Directions - Copy out every record below exactly as written, but leave out any pictures.

______

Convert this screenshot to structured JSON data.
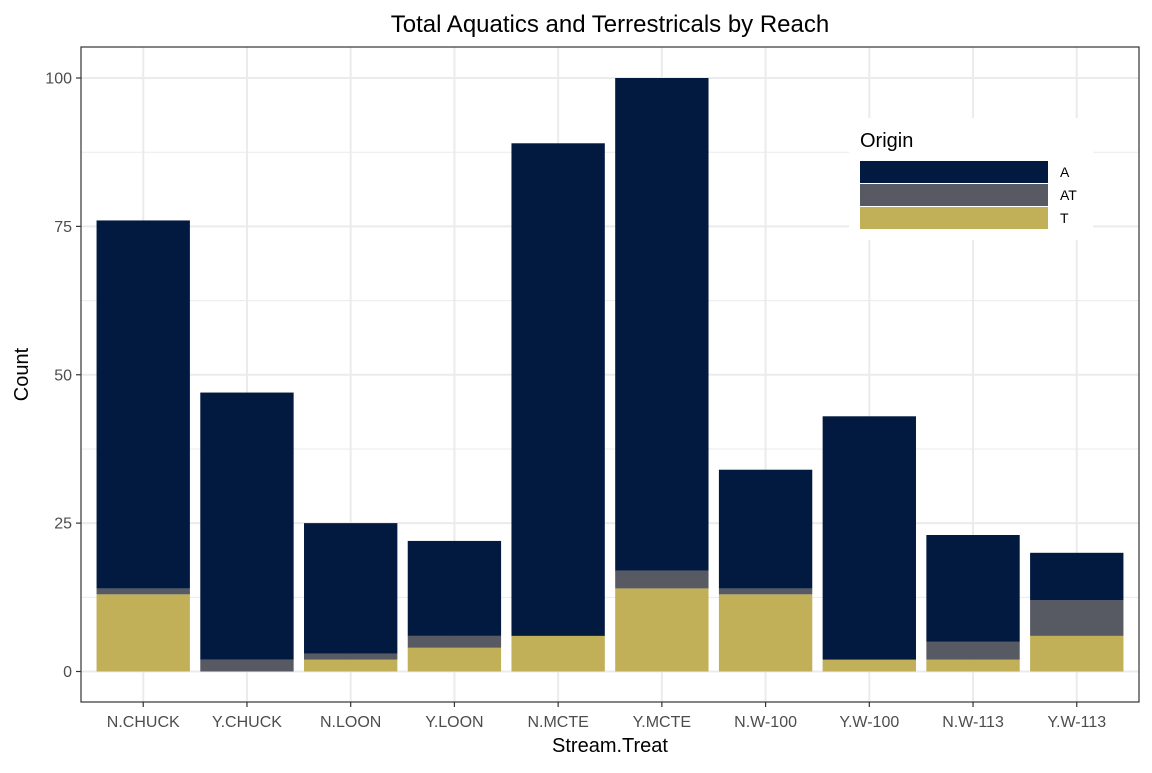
{
  "chart_data": {
    "type": "bar",
    "stacked": true,
    "title": "Total Aquatics and Terrestricals by Reach",
    "xlabel": "Stream.Treat",
    "ylabel": "Count",
    "ylim": [
      0,
      100
    ],
    "yticks": [
      0,
      25,
      50,
      75,
      100
    ],
    "categories": [
      "N.CHUCK",
      "Y.CHUCK",
      "N.LOON",
      "Y.LOON",
      "N.MCTE",
      "Y.MCTE",
      "N.W-100",
      "Y.W-100",
      "N.W-113",
      "Y.W-113"
    ],
    "series": [
      {
        "name": "T",
        "color": "#c2b059",
        "values": [
          13,
          0,
          2,
          4,
          6,
          14,
          13,
          2,
          2,
          6
        ]
      },
      {
        "name": "AT",
        "color": "#575a63",
        "values": [
          1,
          2,
          1,
          2,
          0,
          3,
          1,
          0,
          3,
          6
        ]
      },
      {
        "name": "A",
        "color": "#031a40",
        "values": [
          62,
          45,
          22,
          16,
          83,
          83,
          20,
          41,
          18,
          8
        ]
      }
    ],
    "legend": {
      "title": "Origin",
      "position": "top-right",
      "entries": [
        "A",
        "AT",
        "T"
      ]
    }
  }
}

______

Correct result -
Convert this screenshot to structured JSON data.
{
  "chart_data": {
    "type": "bar",
    "stacked": true,
    "title": "Total Aquatics and Terrestricals by Reach",
    "xlabel": "Stream.Treat",
    "ylabel": "Count",
    "ylim": [
      0,
      100
    ],
    "yticks": [
      0,
      25,
      50,
      75,
      100
    ],
    "categories": [
      "N.CHUCK",
      "Y.CHUCK",
      "N.LOON",
      "Y.LOON",
      "N.MCTE",
      "Y.MCTE",
      "N.W-100",
      "Y.W-100",
      "N.W-113",
      "Y.W-113"
    ],
    "series": [
      {
        "name": "T",
        "color": "#c2b059",
        "values": [
          13,
          0,
          2,
          4,
          6,
          14,
          13,
          2,
          2,
          6
        ]
      },
      {
        "name": "AT",
        "color": "#575a63",
        "values": [
          1,
          2,
          1,
          2,
          0,
          3,
          1,
          0,
          3,
          6
        ]
      },
      {
        "name": "A",
        "color": "#031a40",
        "values": [
          62,
          45,
          22,
          16,
          83,
          83,
          20,
          41,
          18,
          8
        ]
      }
    ],
    "legend": {
      "title": "Origin",
      "position": "top-right",
      "entries": [
        "A",
        "AT",
        "T"
      ]
    }
  }
}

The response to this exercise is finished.